**EXERCISE INPUTS:**
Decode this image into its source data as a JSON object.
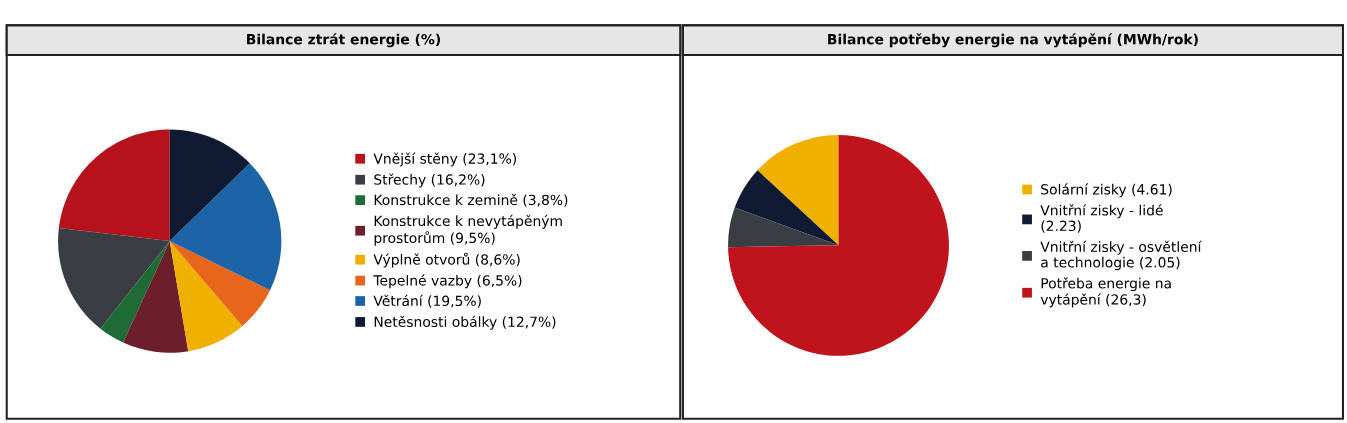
{
  "chart_data": [
    {
      "type": "pie",
      "title": "Bilance ztrát energie (%)",
      "categories": [
        "Vnější stěny (23,1%)",
        "Střechy (16,2%)",
        "Konstrukce k zemině (3,8%)",
        "Konstrukce k nevytápěným prostorům (9,5%)",
        "Výplně otvorů (8,6%)",
        "Tepelné vazby (6,5%)",
        "Větrání (19,5%)",
        "Netěsnosti obálky (12,7%)"
      ],
      "values": [
        23.1,
        16.2,
        3.8,
        9.5,
        8.6,
        6.5,
        19.5,
        12.7
      ],
      "colors": [
        "#b5121b",
        "#3a3d44",
        "#1f6b35",
        "#6b1f2a",
        "#f0b000",
        "#e8661c",
        "#1d63a8",
        "#0f1a33"
      ],
      "legend": "right"
    },
    {
      "type": "pie",
      "title": "Bilance potřeby energie na vytápění (MWh/rok)",
      "categories": [
        "Solární zisky (4.61)",
        "Vnitřní zisky - lidé (2.23)",
        "Vnitřní zisky - osvětlení a technologie (2.05)",
        "Potřeba energie na vytápění (26,3)"
      ],
      "values": [
        4.61,
        2.23,
        2.05,
        26.3
      ],
      "colors": [
        "#f0b000",
        "#0f1a33",
        "#3a3d44",
        "#c0141c"
      ],
      "legend": "right"
    }
  ]
}
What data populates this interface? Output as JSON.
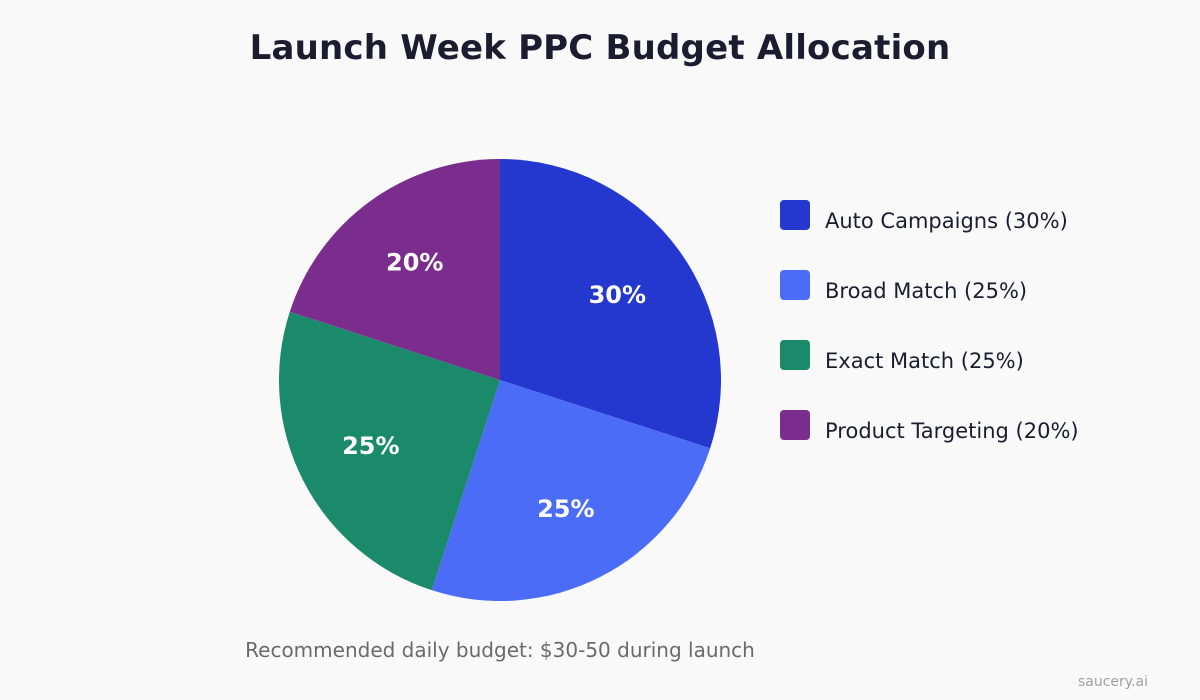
{
  "chart_data": {
    "type": "pie",
    "title": "Launch Week PPC Budget Allocation",
    "slices": [
      {
        "label": "Auto Campaigns (30%)",
        "value": 30,
        "display": "30%",
        "color": "#2438cf"
      },
      {
        "label": "Broad Match (25%)",
        "value": 25,
        "display": "25%",
        "color": "#4a6cf7"
      },
      {
        "label": "Exact Match (25%)",
        "value": 25,
        "display": "25%",
        "color": "#1a8a6b"
      },
      {
        "label": "Product Targeting (20%)",
        "value": 20,
        "display": "20%",
        "color": "#7b2d8e"
      }
    ],
    "start_angle_deg": 0,
    "direction": "clockwise",
    "legend_position": "right"
  },
  "footnote": "Recommended daily budget: $30-50 during launch",
  "watermark": "saucery.ai"
}
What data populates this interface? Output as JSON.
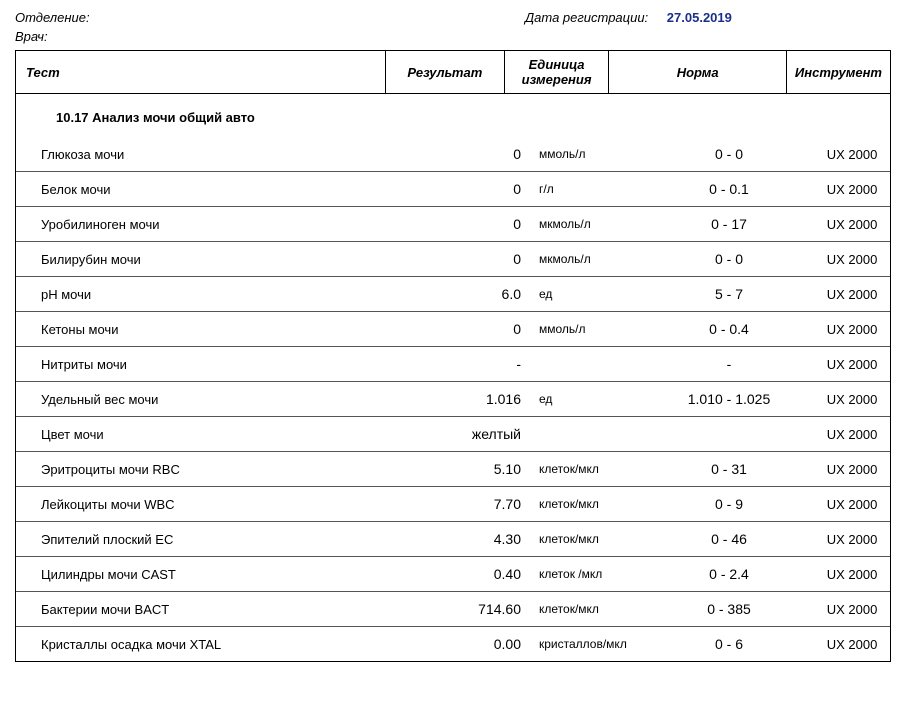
{
  "header": {
    "dept_label": "Отделение:",
    "doctor_label": "Врач:",
    "reg_label": "Дата регистрации:",
    "reg_date": "27.05.2019"
  },
  "columns": {
    "test": "Тест",
    "result": "Результат",
    "unit": "Единица измерения",
    "norm": "Норма",
    "instrument": "Инструмент"
  },
  "section_title": "10.17 Анализ мочи общий авто",
  "rows": [
    {
      "test": "Глюкоза мочи",
      "result": "0",
      "unit": "ммоль/л",
      "norm": "0 - 0",
      "instrument": "UX 2000"
    },
    {
      "test": "Белок мочи",
      "result": "0",
      "unit": "г/л",
      "norm": "0 - 0.1",
      "instrument": "UX 2000"
    },
    {
      "test": "Уробилиноген мочи",
      "result": "0",
      "unit": "мкмоль/л",
      "norm": "0 - 17",
      "instrument": "UX 2000"
    },
    {
      "test": "Билирубин мочи",
      "result": "0",
      "unit": "мкмоль/л",
      "norm": "0 - 0",
      "instrument": "UX 2000"
    },
    {
      "test": "pH мочи",
      "result": "6.0",
      "unit": "ед",
      "norm": "5 - 7",
      "instrument": "UX 2000"
    },
    {
      "test": "Кетоны мочи",
      "result": "0",
      "unit": "ммоль/л",
      "norm": "0 - 0.4",
      "instrument": "UX 2000"
    },
    {
      "test": "Нитриты мочи",
      "result": "-",
      "unit": "",
      "norm": "-",
      "instrument": "UX 2000"
    },
    {
      "test": "Удельный вес мочи",
      "result": "1.016",
      "unit": "ед",
      "norm": "1.010 - 1.025",
      "instrument": "UX 2000"
    },
    {
      "test": "Цвет мочи",
      "result": "желтый",
      "unit": "",
      "norm": "",
      "instrument": "UX 2000"
    },
    {
      "test": "Эритроциты мочи RBC",
      "result": "5.10",
      "unit": "клеток/мкл",
      "norm": "0 - 31",
      "instrument": "UX 2000"
    },
    {
      "test": "Лейкоциты мочи WBC",
      "result": "7.70",
      "unit": "клеток/мкл",
      "norm": "0 - 9",
      "instrument": "UX 2000"
    },
    {
      "test": "Эпителий плоский EC",
      "result": "4.30",
      "unit": "клеток/мкл",
      "norm": "0 - 46",
      "instrument": "UX 2000"
    },
    {
      "test": "Цилиндры мочи CAST",
      "result": "0.40",
      "unit": "клеток /мкл",
      "norm": "0 - 2.4",
      "instrument": "UX 2000"
    },
    {
      "test": "Бактерии мочи BACT",
      "result": "714.60",
      "unit": "клеток/мкл",
      "norm": "0 - 385",
      "instrument": "UX 2000"
    },
    {
      "test": "Кристаллы осадка мочи XTAL",
      "result": "0.00",
      "unit": "кристаллов/мкл",
      "norm": "0 - 6",
      "instrument": "UX 2000"
    }
  ]
}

**TASK INSTRUCTIONS:**
Restate each line of the records exactly; pictures do not belong in the copy.

**FINISHED ANSWER:**
Decode this image into its source data as a JSON object.
{
  "chart_data": [
    {
      "type": "pie",
      "title": "Bilance ztrát energie (%)",
      "categories": [
        "Vnější stěny (23,1%)",
        "Střechy (16,2%)",
        "Konstrukce k zemině (3,8%)",
        "Konstrukce k nevytápěným prostorům (9,5%)",
        "Výplně otvorů (8,6%)",
        "Tepelné vazby (6,5%)",
        "Větrání (19,5%)",
        "Netěsnosti obálky (12,7%)"
      ],
      "values": [
        23.1,
        16.2,
        3.8,
        9.5,
        8.6,
        6.5,
        19.5,
        12.7
      ],
      "colors": [
        "#b5121b",
        "#3a3d44",
        "#1f6b35",
        "#6b1f2a",
        "#f0b000",
        "#e8661c",
        "#1d63a8",
        "#0f1a33"
      ],
      "legend": "right"
    },
    {
      "type": "pie",
      "title": "Bilance potřeby energie na vytápění (MWh/rok)",
      "categories": [
        "Solární zisky (4.61)",
        "Vnitřní zisky - lidé (2.23)",
        "Vnitřní zisky - osvětlení a technologie (2.05)",
        "Potřeba energie na vytápění (26,3)"
      ],
      "values": [
        4.61,
        2.23,
        2.05,
        26.3
      ],
      "colors": [
        "#f0b000",
        "#0f1a33",
        "#3a3d44",
        "#c0141c"
      ],
      "legend": "right"
    }
  ]
}
What data populates this interface? Output as JSON.
{
  "chart_data": {
    "type": "pie",
    "title": "Launch Week PPC Budget Allocation",
    "slices": [
      {
        "label": "Auto Campaigns (30%)",
        "value": 30,
        "display": "30%",
        "color": "#2438cf"
      },
      {
        "label": "Broad Match (25%)",
        "value": 25,
        "display": "25%",
        "color": "#4a6cf7"
      },
      {
        "label": "Exact Match (25%)",
        "value": 25,
        "display": "25%",
        "color": "#1a8a6b"
      },
      {
        "label": "Product Targeting (20%)",
        "value": 20,
        "display": "20%",
        "color": "#7b2d8e"
      }
    ],
    "start_angle_deg": 0,
    "direction": "clockwise",
    "legend_position": "right"
  },
  "footnote": "Recommended daily budget: $30-50 during launch",
  "watermark": "saucery.ai"
}
What data populates this interface? Output as JSON.
{
  "header": {
    "dept_label": "Отделение:",
    "doctor_label": "Врач:",
    "reg_label": "Дата регистрации:",
    "reg_date": "27.05.2019"
  },
  "columns": {
    "test": "Тест",
    "result": "Результат",
    "unit": "Единица измерения",
    "norm": "Норма",
    "instrument": "Инструмент"
  },
  "section_title": "10.17 Анализ мочи общий авто",
  "rows": [
    {
      "test": "Глюкоза мочи",
      "result": "0",
      "unit": "ммоль/л",
      "norm": "0 - 0",
      "instrument": "UX 2000"
    },
    {
      "test": "Белок мочи",
      "result": "0",
      "unit": "г/л",
      "norm": "0 - 0.1",
      "instrument": "UX 2000"
    },
    {
      "test": "Уробилиноген мочи",
      "result": "0",
      "unit": "мкмоль/л",
      "norm": "0 - 17",
      "instrument": "UX 2000"
    },
    {
      "test": "Билирубин мочи",
      "result": "0",
      "unit": "мкмоль/л",
      "norm": "0 - 0",
      "instrument": "UX 2000"
    },
    {
      "test": "pH мочи",
      "result": "6.0",
      "unit": "ед",
      "norm": "5 - 7",
      "instrument": "UX 2000"
    },
    {
      "test": "Кетоны мочи",
      "result": "0",
      "unit": "ммоль/л",
      "norm": "0 - 0.4",
      "instrument": "UX 2000"
    },
    {
      "test": "Нитриты мочи",
      "result": "-",
      "unit": "",
      "norm": "-",
      "instrument": "UX 2000"
    },
    {
      "test": "Удельный вес мочи",
      "result": "1.016",
      "unit": "ед",
      "norm": "1.010 - 1.025",
      "instrument": "UX 2000"
    },
    {
      "test": "Цвет мочи",
      "result": "желтый",
      "unit": "",
      "norm": "",
      "instrument": "UX 2000"
    },
    {
      "test": "Эритроциты мочи RBC",
      "result": "5.10",
      "unit": "клеток/мкл",
      "norm": "0 - 31",
      "instrument": "UX 2000"
    },
    {
      "test": "Лейкоциты мочи WBC",
      "result": "7.70",
      "unit": "клеток/мкл",
      "norm": "0 - 9",
      "instrument": "UX 2000"
    },
    {
      "test": "Эпителий плоский EC",
      "result": "4.30",
      "unit": "клеток/мкл",
      "norm": "0 - 46",
      "instrument": "UX 2000"
    },
    {
      "test": "Цилиндры мочи CAST",
      "result": "0.40",
      "unit": "клеток /мкл",
      "norm": "0 - 2.4",
      "instrument": "UX 2000"
    },
    {
      "test": "Бактерии мочи BACT",
      "result": "714.60",
      "unit": "клеток/мкл",
      "norm": "0 - 385",
      "instrument": "UX 2000"
    },
    {
      "test": "Кристаллы осадка мочи XTAL",
      "result": "0.00",
      "unit": "кристаллов/мкл",
      "norm": "0 - 6",
      "instrument": "UX 2000"
    }
  ]
}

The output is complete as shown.